TASK PROMPT> Your task is to gather the lines below that hold the string "Посполитої".

-------- INPUT RECORDS

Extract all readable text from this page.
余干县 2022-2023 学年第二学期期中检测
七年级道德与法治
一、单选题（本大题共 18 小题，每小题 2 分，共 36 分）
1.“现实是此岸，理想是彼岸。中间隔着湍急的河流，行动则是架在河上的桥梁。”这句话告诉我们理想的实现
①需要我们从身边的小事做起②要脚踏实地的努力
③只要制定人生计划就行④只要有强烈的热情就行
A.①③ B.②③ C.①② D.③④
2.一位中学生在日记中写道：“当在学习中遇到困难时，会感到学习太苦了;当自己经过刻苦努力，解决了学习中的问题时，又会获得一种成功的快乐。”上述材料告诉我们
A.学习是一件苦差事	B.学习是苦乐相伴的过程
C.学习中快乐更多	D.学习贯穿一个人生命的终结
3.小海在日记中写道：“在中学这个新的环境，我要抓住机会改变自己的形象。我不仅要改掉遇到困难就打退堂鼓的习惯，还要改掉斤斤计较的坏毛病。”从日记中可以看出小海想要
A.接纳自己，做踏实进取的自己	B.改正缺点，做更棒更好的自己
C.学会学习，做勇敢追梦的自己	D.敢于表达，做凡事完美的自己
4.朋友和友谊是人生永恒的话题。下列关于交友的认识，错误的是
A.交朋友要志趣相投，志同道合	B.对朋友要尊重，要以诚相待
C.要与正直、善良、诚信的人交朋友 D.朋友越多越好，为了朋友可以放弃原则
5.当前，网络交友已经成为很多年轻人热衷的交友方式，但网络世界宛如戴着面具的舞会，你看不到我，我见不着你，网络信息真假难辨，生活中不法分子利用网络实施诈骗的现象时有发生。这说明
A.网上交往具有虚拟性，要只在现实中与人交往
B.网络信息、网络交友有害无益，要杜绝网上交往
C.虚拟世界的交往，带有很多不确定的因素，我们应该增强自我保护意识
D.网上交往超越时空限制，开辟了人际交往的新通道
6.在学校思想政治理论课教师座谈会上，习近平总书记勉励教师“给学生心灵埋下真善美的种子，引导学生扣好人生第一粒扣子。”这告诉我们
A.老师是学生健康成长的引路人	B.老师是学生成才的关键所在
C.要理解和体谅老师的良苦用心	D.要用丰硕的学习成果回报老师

----------------
-------- INPUT RECORDS

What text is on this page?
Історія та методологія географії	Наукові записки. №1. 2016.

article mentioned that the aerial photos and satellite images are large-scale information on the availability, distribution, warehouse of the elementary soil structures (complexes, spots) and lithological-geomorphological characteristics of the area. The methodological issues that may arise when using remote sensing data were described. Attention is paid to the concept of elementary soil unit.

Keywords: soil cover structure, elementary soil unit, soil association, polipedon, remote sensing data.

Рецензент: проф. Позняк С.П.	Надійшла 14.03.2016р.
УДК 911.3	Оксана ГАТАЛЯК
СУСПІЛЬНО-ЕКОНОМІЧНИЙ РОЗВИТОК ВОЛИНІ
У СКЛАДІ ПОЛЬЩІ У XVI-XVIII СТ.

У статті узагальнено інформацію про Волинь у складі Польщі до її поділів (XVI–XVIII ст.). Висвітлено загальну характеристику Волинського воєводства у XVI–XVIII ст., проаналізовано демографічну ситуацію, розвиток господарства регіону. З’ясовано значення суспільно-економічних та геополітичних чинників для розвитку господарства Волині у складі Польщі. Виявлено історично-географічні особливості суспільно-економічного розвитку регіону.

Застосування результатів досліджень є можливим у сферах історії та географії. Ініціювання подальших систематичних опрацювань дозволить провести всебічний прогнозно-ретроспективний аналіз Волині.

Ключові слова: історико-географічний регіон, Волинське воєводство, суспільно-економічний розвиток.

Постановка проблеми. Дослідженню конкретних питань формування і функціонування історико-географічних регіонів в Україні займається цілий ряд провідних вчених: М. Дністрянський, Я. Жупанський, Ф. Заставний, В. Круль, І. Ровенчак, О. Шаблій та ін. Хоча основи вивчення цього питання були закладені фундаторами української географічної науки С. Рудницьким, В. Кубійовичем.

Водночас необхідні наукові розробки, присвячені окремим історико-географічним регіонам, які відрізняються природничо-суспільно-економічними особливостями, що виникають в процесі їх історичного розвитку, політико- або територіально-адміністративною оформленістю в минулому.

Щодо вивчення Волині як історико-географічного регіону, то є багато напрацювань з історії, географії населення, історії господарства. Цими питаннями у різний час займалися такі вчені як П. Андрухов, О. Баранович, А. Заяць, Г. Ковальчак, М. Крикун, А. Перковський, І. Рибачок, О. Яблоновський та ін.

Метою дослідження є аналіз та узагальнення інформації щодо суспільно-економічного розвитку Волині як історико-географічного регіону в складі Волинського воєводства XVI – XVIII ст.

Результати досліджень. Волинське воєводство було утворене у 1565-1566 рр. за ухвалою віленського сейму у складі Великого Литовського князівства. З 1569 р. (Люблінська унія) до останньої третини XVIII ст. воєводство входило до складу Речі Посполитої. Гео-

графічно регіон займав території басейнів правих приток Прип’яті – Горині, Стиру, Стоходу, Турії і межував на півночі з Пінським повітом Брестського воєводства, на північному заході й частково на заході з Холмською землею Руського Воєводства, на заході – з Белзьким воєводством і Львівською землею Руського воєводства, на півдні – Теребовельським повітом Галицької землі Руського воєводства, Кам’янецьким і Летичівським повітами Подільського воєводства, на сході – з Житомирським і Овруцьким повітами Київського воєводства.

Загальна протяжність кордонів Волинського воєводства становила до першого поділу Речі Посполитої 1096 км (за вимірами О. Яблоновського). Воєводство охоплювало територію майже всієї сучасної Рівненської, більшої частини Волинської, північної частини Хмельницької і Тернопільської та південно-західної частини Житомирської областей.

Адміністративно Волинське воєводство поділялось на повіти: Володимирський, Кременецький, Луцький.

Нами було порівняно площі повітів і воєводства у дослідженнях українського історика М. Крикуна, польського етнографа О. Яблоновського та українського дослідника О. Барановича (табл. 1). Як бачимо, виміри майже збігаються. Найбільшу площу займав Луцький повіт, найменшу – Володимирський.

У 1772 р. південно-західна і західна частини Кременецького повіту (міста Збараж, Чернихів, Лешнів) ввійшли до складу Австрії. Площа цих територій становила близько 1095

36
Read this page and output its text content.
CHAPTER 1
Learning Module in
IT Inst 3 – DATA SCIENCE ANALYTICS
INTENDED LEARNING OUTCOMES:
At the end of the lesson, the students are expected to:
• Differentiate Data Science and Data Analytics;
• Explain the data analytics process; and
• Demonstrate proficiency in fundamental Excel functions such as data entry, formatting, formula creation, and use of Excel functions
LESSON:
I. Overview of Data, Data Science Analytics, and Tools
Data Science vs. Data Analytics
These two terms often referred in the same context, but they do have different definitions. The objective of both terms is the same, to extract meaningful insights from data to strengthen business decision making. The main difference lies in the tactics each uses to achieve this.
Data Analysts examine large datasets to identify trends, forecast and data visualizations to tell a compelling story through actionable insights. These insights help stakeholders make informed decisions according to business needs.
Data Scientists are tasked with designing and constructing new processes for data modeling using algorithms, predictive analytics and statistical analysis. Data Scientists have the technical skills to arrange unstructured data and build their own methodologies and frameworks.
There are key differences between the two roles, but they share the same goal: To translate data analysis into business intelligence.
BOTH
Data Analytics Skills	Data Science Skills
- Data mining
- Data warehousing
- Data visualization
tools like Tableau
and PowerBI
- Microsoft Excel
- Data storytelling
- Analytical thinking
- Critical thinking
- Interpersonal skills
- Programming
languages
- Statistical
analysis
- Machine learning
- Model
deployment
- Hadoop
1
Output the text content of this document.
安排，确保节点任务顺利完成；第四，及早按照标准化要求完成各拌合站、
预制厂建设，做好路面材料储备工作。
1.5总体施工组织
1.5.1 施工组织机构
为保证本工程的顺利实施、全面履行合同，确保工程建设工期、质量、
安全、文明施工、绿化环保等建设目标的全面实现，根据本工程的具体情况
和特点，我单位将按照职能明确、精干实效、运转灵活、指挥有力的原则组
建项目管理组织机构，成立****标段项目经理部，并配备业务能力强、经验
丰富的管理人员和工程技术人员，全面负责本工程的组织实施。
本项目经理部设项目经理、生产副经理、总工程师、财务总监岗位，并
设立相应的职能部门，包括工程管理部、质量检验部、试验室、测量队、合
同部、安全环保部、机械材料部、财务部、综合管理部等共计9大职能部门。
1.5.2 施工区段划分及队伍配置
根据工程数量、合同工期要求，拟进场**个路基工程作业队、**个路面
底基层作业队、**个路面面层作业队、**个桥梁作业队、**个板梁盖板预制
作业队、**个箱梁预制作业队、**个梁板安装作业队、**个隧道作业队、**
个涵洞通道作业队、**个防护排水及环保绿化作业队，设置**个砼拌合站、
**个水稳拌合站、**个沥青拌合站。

----------------

CORRECT RESULT>
Результати досліджень. Волинське воєводство було утворене у 1565-1566 рр. за ухвалою віленського сейму у складі Великого Литовського князівства. З 1569 р. (Люблінська унія) до останньої третини XVIII ст. воєводство входило до складу Речі Посполитої. Гео-
Загальна протяжність кордонів Волинського воєводства становила до першого поділу Речі Посполитої 1096 км (за вимірами О. Яблоновського). Воєводство охоплювало територію майже всієї сучасної Рівненської, більшої частини Волинської, північної частини Хмельницької і Тернопільської та південно-західної частини Житомирської областей.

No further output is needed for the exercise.